▶ [The problem]
Write every record out again exactly as given.

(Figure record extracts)
■ ■ ■

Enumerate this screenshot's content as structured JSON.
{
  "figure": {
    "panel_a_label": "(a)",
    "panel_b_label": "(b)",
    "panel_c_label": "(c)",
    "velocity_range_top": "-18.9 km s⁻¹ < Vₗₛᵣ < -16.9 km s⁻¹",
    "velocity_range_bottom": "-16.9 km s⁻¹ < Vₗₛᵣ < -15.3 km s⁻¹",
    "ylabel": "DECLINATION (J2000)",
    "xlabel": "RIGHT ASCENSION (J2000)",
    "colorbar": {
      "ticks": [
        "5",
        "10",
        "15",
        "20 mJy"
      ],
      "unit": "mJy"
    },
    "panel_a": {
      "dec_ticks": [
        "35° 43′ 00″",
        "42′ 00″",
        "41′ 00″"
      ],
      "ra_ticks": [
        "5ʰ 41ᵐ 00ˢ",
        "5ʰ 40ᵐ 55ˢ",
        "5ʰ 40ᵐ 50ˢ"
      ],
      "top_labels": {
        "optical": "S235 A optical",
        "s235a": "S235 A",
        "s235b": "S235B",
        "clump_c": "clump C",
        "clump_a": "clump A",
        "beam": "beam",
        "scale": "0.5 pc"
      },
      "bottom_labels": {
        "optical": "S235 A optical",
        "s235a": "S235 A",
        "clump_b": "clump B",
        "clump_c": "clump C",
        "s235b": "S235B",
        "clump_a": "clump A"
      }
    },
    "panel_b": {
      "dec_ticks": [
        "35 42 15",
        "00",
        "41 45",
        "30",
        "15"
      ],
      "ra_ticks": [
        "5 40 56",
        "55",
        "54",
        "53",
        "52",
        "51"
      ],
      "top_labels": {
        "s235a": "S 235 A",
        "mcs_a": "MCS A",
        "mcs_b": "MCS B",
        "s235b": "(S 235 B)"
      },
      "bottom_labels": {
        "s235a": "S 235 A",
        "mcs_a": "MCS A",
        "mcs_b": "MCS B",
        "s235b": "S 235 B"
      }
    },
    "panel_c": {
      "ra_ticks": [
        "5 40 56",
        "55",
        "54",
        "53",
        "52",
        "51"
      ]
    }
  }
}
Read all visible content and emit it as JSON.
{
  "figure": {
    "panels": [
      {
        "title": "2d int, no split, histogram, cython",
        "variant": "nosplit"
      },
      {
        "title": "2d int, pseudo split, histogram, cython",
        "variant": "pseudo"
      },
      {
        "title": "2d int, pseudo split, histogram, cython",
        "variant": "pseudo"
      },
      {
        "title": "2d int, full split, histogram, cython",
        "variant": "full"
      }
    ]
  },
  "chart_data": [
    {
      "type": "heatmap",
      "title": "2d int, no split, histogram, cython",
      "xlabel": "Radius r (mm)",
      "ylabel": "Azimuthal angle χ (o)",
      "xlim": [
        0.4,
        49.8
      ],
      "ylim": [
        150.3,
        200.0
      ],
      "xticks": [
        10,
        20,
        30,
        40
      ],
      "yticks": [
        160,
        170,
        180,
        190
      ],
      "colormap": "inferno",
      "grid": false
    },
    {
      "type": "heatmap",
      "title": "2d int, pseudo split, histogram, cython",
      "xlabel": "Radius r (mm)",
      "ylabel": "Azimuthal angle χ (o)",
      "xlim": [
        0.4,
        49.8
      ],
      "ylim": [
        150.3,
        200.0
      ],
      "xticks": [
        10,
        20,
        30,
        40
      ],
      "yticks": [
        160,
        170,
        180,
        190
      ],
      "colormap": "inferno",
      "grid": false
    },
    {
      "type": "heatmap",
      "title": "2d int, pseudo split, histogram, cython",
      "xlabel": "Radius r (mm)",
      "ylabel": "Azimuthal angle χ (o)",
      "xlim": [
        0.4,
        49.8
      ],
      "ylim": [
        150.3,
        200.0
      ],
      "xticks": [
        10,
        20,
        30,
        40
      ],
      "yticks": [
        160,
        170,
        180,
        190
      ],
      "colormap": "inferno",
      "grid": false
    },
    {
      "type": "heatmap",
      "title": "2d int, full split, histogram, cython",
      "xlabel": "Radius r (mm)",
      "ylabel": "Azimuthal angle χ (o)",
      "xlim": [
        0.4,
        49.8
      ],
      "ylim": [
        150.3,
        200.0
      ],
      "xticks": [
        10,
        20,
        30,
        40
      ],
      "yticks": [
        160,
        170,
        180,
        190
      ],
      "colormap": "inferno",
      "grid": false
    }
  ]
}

■ ■ ■

▶ [Task output]
Enumerate this screenshot's content as structured JSON.
{
  "figure": {
    "panel_a_label": "(a)",
    "panel_b_label": "(b)",
    "panel_c_label": "(c)",
    "velocity_range_top": "-18.9 km s⁻¹ < Vₗₛᵣ < -16.9 km s⁻¹",
    "velocity_range_bottom": "-16.9 km s⁻¹ < Vₗₛᵣ < -15.3 km s⁻¹",
    "ylabel": "DECLINATION (J2000)",
    "xlabel": "RIGHT ASCENSION (J2000)",
    "colorbar": {
      "ticks": [
        "5",
        "10",
        "15",
        "20 mJy"
      ],
      "unit": "mJy"
    },
    "panel_a": {
      "dec_ticks": [
        "35° 43′ 00″",
        "42′ 00″",
        "41′ 00″"
      ],
      "ra_ticks": [
        "5ʰ 41ᵐ 00ˢ",
        "5ʰ 40ᵐ 55ˢ",
        "5ʰ 40ᵐ 50ˢ"
      ],
      "top_labels": {
        "optical": "S235 A optical",
        "s235a": "S235 A",
        "s235b": "S235B",
        "clump_c": "clump C",
        "clump_a": "clump A",
        "beam": "beam",
        "scale": "0.5 pc"
      },
      "bottom_labels": {
        "optical": "S235 A optical",
        "s235a": "S235 A",
        "clump_b": "clump B",
        "clump_c": "clump C",
        "s235b": "S235B",
        "clump_a": "clump A"
      }
    },
    "panel_b": {
      "dec_ticks": [
        "35 42 15",
        "00",
        "41 45",
        "30",
        "15"
      ],
      "ra_ticks": [
        "5 40 56",
        "55",
        "54",
        "53",
        "52",
        "51"
      ],
      "top_labels": {
        "s235a": "S 235 A",
        "mcs_a": "MCS A",
        "mcs_b": "MCS B",
        "s235b": "(S 235 B)"
      },
      "bottom_labels": {
        "s235a": "S 235 A",
        "mcs_a": "MCS A",
        "mcs_b": "MCS B",
        "s235b": "S 235 B"
      }
    },
    "panel_c": {
      "ra_ticks": [
        "5 40 56",
        "55",
        "54",
        "53",
        "52",
        "51"
      ]
    }
  }
}
Read all visible content and emit it as JSON.
{
  "figure": {
    "panels": [
      {
        "title": "2d int, no split, histogram, cython",
        "variant": "nosplit"
      },
      {
        "title": "2d int, pseudo split, histogram, cython",
        "variant": "pseudo"
      },
      {
        "title": "2d int, pseudo split, histogram, cython",
        "variant": "pseudo"
      },
      {
        "title": "2d int, full split, histogram, cython",
        "variant": "full"
      }
    ]
  },
  "chart_data": [
    {
      "type": "heatmap",
      "title": "2d int, no split, histogram, cython",
      "xlabel": "Radius r (mm)",
      "ylabel": "Azimuthal angle χ (o)",
      "xlim": [
        0.4,
        49.8
      ],
      "ylim": [
        150.3,
        200.0
      ],
      "xticks": [
        10,
        20,
        30,
        40
      ],
      "yticks": [
        160,
        170,
        180,
        190
      ],
      "colormap": "inferno",
      "grid": false
    },
    {
      "type": "heatmap",
      "title": "2d int, pseudo split, histogram, cython",
      "xlabel": "Radius r (mm)",
      "ylabel": "Azimuthal angle χ (o)",
      "xlim": [
        0.4,
        49.8
      ],
      "ylim": [
        150.3,
        200.0
      ],
      "xticks": [
        10,
        20,
        30,
        40
      ],
      "yticks": [
        160,
        170,
        180,
        190
      ],
      "colormap": "inferno",
      "grid": false
    },
    {
      "type": "heatmap",
      "title": "2d int, pseudo split, histogram, cython",
      "xlabel": "Radius r (mm)",
      "ylabel": "Azimuthal angle χ (o)",
      "xlim": [
        0.4,
        49.8
      ],
      "ylim": [
        150.3,
        200.0
      ],
      "xticks": [
        10,
        20,
        30,
        40
      ],
      "yticks": [
        160,
        170,
        180,
        190
      ],
      "colormap": "inferno",
      "grid": false
    },
    {
      "type": "heatmap",
      "title": "2d int, full split, histogram, cython",
      "xlabel": "Radius r (mm)",
      "ylabel": "Azimuthal angle χ (o)",
      "xlim": [
        0.4,
        49.8
      ],
      "ylim": [
        150.3,
        200.0
      ],
      "xticks": [
        10,
        20,
        30,
        40
      ],
      "yticks": [
        160,
        170,
        180,
        190
      ],
      "colormap": "inferno",
      "grid": false
    }
  ]
}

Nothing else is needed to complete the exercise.